Repeat every record exactly, but keep images out of the copy.

>> start INPUT DATA

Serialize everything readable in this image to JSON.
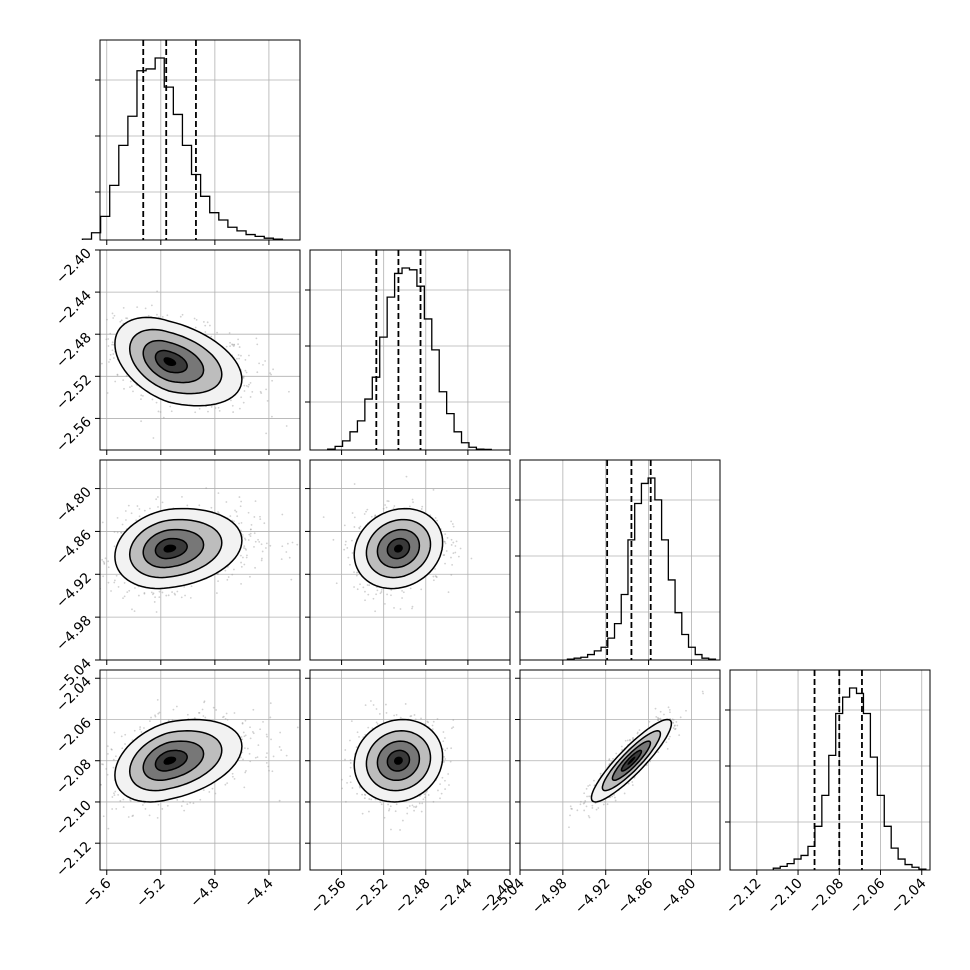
{
  "chart_data": {
    "type": "corner",
    "grid": true,
    "parameters": [
      {
        "range": [
          -5.65,
          -4.17
        ],
        "ticks": [
          -5.6,
          -5.2,
          -4.8,
          -4.4
        ],
        "tick_labels": [
          "−5.6",
          "−5.2",
          "−4.8",
          "−4.4"
        ],
        "quantiles": [
          -5.33,
          -5.16,
          -4.94
        ],
        "mean": -5.14,
        "sd": 0.2,
        "hist_counts": [
          0.005,
          0.04,
          0.13,
          0.3,
          0.52,
          0.68,
          0.93,
          0.94,
          1.0,
          0.84,
          0.69,
          0.52,
          0.36,
          0.24,
          0.15,
          0.11,
          0.07,
          0.05,
          0.03,
          0.02,
          0.01,
          0.005
        ]
      },
      {
        "range": [
          -2.59,
          -2.4
        ],
        "ticks": [
          -2.56,
          -2.52,
          -2.48,
          -2.44,
          -2.4
        ],
        "tick_labels": [
          "−2.56",
          "−2.52",
          "−2.48",
          "−2.44",
          "−2.40"
        ],
        "quantiles": [
          -2.527,
          -2.506,
          -2.485
        ],
        "mean": -2.506,
        "sd": 0.021,
        "hist_counts": [
          0.005,
          0.02,
          0.05,
          0.1,
          0.16,
          0.28,
          0.4,
          0.62,
          0.84,
          0.97,
          1.0,
          0.99,
          0.9,
          0.72,
          0.55,
          0.32,
          0.2,
          0.1,
          0.04,
          0.015,
          0.005,
          0.003
        ]
      },
      {
        "range": [
          -5.04,
          -4.76
        ],
        "ticks": [
          -5.04,
          -4.98,
          -4.92,
          -4.86,
          -4.8
        ],
        "tick_labels": [
          "−5.04",
          "−4.98",
          "−4.92",
          "−4.86",
          "−4.80"
        ],
        "quantiles": [
          -4.918,
          -4.884,
          -4.857
        ],
        "mean": -4.884,
        "sd": 0.028,
        "hist_counts": [
          0.005,
          0.01,
          0.015,
          0.03,
          0.05,
          0.07,
          0.12,
          0.2,
          0.36,
          0.66,
          0.86,
          0.97,
          1.0,
          0.88,
          0.66,
          0.44,
          0.26,
          0.14,
          0.07,
          0.03,
          0.01,
          0.005
        ]
      },
      {
        "range": [
          -2.133,
          -2.036
        ],
        "ticks": [
          -2.12,
          -2.1,
          -2.08,
          -2.06,
          -2.04
        ],
        "tick_labels": [
          "−2.12",
          "−2.10",
          "−2.08",
          "−2.06",
          "−2.04"
        ],
        "quantiles": [
          -2.092,
          -2.08,
          -2.069
        ],
        "mean": -2.08,
        "sd": 0.01,
        "hist_counts": [
          0.01,
          0.02,
          0.035,
          0.06,
          0.08,
          0.13,
          0.24,
          0.41,
          0.63,
          0.86,
          0.95,
          1.0,
          0.97,
          0.86,
          0.62,
          0.41,
          0.24,
          0.12,
          0.06,
          0.03,
          0.015,
          0.005
        ]
      }
    ],
    "correlations": [
      [
        1,
        -0.4,
        0.2,
        0.35
      ],
      [
        -0.4,
        1,
        0.15,
        0.1
      ],
      [
        0.2,
        0.15,
        1,
        0.9
      ],
      [
        0.35,
        0.1,
        0.9,
        1
      ]
    ],
    "hist_yticks": [
      0.24,
      0.52,
      0.8
    ]
  }
}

>> end INPUT DATA

— SOLUTION FOR THIS TASK —
Serialize everything readable in this image to JSON.
{
  "chart_data": {
    "type": "corner",
    "grid": true,
    "parameters": [
      {
        "range": [
          -5.65,
          -4.17
        ],
        "ticks": [
          -5.6,
          -5.2,
          -4.8,
          -4.4
        ],
        "tick_labels": [
          "−5.6",
          "−5.2",
          "−4.8",
          "−4.4"
        ],
        "quantiles": [
          -5.33,
          -5.16,
          -4.94
        ],
        "mean": -5.14,
        "sd": 0.2,
        "hist_counts": [
          0.005,
          0.04,
          0.13,
          0.3,
          0.52,
          0.68,
          0.93,
          0.94,
          1.0,
          0.84,
          0.69,
          0.52,
          0.36,
          0.24,
          0.15,
          0.11,
          0.07,
          0.05,
          0.03,
          0.02,
          0.01,
          0.005
        ]
      },
      {
        "range": [
          -2.59,
          -2.4
        ],
        "ticks": [
          -2.56,
          -2.52,
          -2.48,
          -2.44,
          -2.4
        ],
        "tick_labels": [
          "−2.56",
          "−2.52",
          "−2.48",
          "−2.44",
          "−2.40"
        ],
        "quantiles": [
          -2.527,
          -2.506,
          -2.485
        ],
        "mean": -2.506,
        "sd": 0.021,
        "hist_counts": [
          0.005,
          0.02,
          0.05,
          0.1,
          0.16,
          0.28,
          0.4,
          0.62,
          0.84,
          0.97,
          1.0,
          0.99,
          0.9,
          0.72,
          0.55,
          0.32,
          0.2,
          0.1,
          0.04,
          0.015,
          0.005,
          0.003
        ]
      },
      {
        "range": [
          -5.04,
          -4.76
        ],
        "ticks": [
          -5.04,
          -4.98,
          -4.92,
          -4.86,
          -4.8
        ],
        "tick_labels": [
          "−5.04",
          "−4.98",
          "−4.92",
          "−4.86",
          "−4.80"
        ],
        "quantiles": [
          -4.918,
          -4.884,
          -4.857
        ],
        "mean": -4.884,
        "sd": 0.028,
        "hist_counts": [
          0.005,
          0.01,
          0.015,
          0.03,
          0.05,
          0.07,
          0.12,
          0.2,
          0.36,
          0.66,
          0.86,
          0.97,
          1.0,
          0.88,
          0.66,
          0.44,
          0.26,
          0.14,
          0.07,
          0.03,
          0.01,
          0.005
        ]
      },
      {
        "range": [
          -2.133,
          -2.036
        ],
        "ticks": [
          -2.12,
          -2.1,
          -2.08,
          -2.06,
          -2.04
        ],
        "tick_labels": [
          "−2.12",
          "−2.10",
          "−2.08",
          "−2.06",
          "−2.04"
        ],
        "quantiles": [
          -2.092,
          -2.08,
          -2.069
        ],
        "mean": -2.08,
        "sd": 0.01,
        "hist_counts": [
          0.01,
          0.02,
          0.035,
          0.06,
          0.08,
          0.13,
          0.24,
          0.41,
          0.63,
          0.86,
          0.95,
          1.0,
          0.97,
          0.86,
          0.62,
          0.41,
          0.24,
          0.12,
          0.06,
          0.03,
          0.015,
          0.005
        ]
      }
    ],
    "correlations": [
      [
        1,
        -0.4,
        0.2,
        0.35
      ],
      [
        -0.4,
        1,
        0.15,
        0.1
      ],
      [
        0.2,
        0.15,
        1,
        0.9
      ],
      [
        0.35,
        0.1,
        0.9,
        1
      ]
    ],
    "hist_yticks": [
      0.24,
      0.52,
      0.8
    ]
  }
}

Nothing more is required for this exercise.